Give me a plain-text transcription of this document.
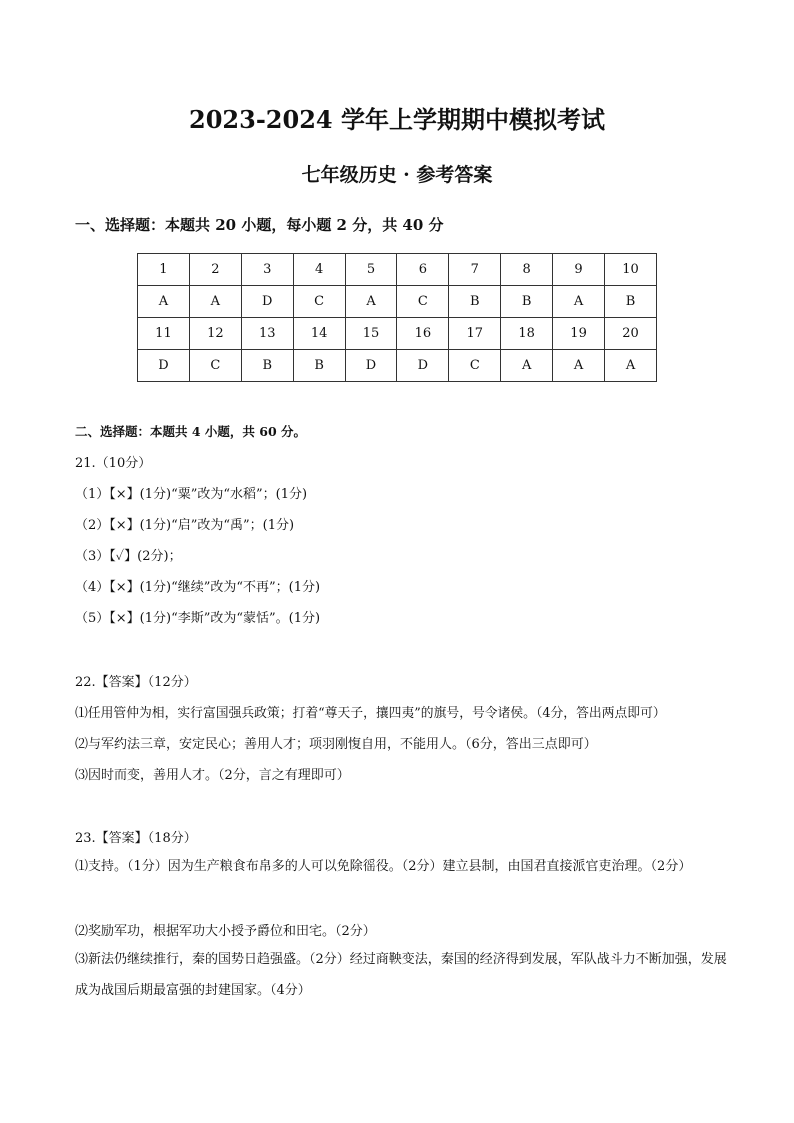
2023-2024 学年上学期期中模拟考试
七年级历史 · 参考答案
一、选择题：本题共 20 小题，每小题 2 分，共 40 分
1	2	3	4	5	6	7	8	9	10
A	A	D	C	A	C	B	B	A	B
11	12	13	14	15	16	17	18	19	20
D	C	B	B	D	D	C	A	A	A
二、选择题：本题共 4 小题，共 60 分。
21.（10分）
（1）【×】(1分)“粟”改为“水稻”；(1分)
（2）【×】(1分)“启”改为“禹”；(1分)
（3）【✓】(2分)；
（4）【×】(1分)“继续”改为“不再”；(1分)
（5）【×】(1分)“李斯”改为“蒙恬”。(1分)
22.【答案】（12分）
⑴任用管仲为相，实行富国强兵政策；打着“尊天子，攘四夷”的旗号，号令诸侯。（4分，答出两点即可）
⑵与军约法三章，安定民心；善用人才；项羽刚愎自用，不能用人。（6分，答出三点即可）
⑶因时而变，善用人才。（2分，言之有理即可）
23.【答案】（18分）
⑴支持。（1分）因为生产粮食布帛多的人可以免除徭役。（2分）建立县制，由国君直接派官吏治理。（2分）
⑵奖励军功，根据军功大小授予爵位和田宅。（2分）
⑶新法仍继续推行，秦的国势日趋强盛。（2分）经过商鞅变法，秦国的经济得到发展，军队战斗力不断加强，发展成为战国后期最富强的封建国家。（4分）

⁂

[The request]:
Leaving all pictures aside, quote each record exactly.

[Task response]:
Give me a plain-text transcription of this document.
2023-2024 学年上学期期中模拟考试
七年级历史 · 参考答案
一、选择题：本题共 20 小题，每小题 2 分，共 40 分
1	2	3	4	5	6	7	8	9	10
A	A	D	C	A	C	B	B	A	B
11	12	13	14	15	16	17	18	19	20
D	C	B	B	D	D	C	A	A	A
二、选择题：本题共 4 小题，共 60 分。
21.（10分）
（1）【×】(1分)“粟”改为“水稻”；(1分)
（2）【×】(1分)“启”改为“禹”；(1分)
（3）【✓】(2分)；
（4）【×】(1分)“继续”改为“不再”；(1分)
（5）【×】(1分)“李斯”改为“蒙恬”。(1分)
22.【答案】（12分）
⑴任用管仲为相，实行富国强兵政策；打着“尊天子，攘四夷”的旗号，号令诸侯。（4分，答出两点即可）
⑵与军约法三章，安定民心；善用人才；项羽刚愎自用，不能用人。（6分，答出三点即可）
⑶因时而变，善用人才。（2分，言之有理即可）
23.【答案】（18分）
⑴支持。（1分）因为生产粮食布帛多的人可以免除徭役。（2分）建立县制，由国君直接派官吏治理。（2分）
⑵奖励军功，根据军功大小授予爵位和田宅。（2分）
⑶新法仍继续推行，秦的国势日趋强盛。（2分）经过商鞅变法，秦国的经济得到发展，军队战斗力不断加强，发展成为战国后期最富强的封建国家。（4分）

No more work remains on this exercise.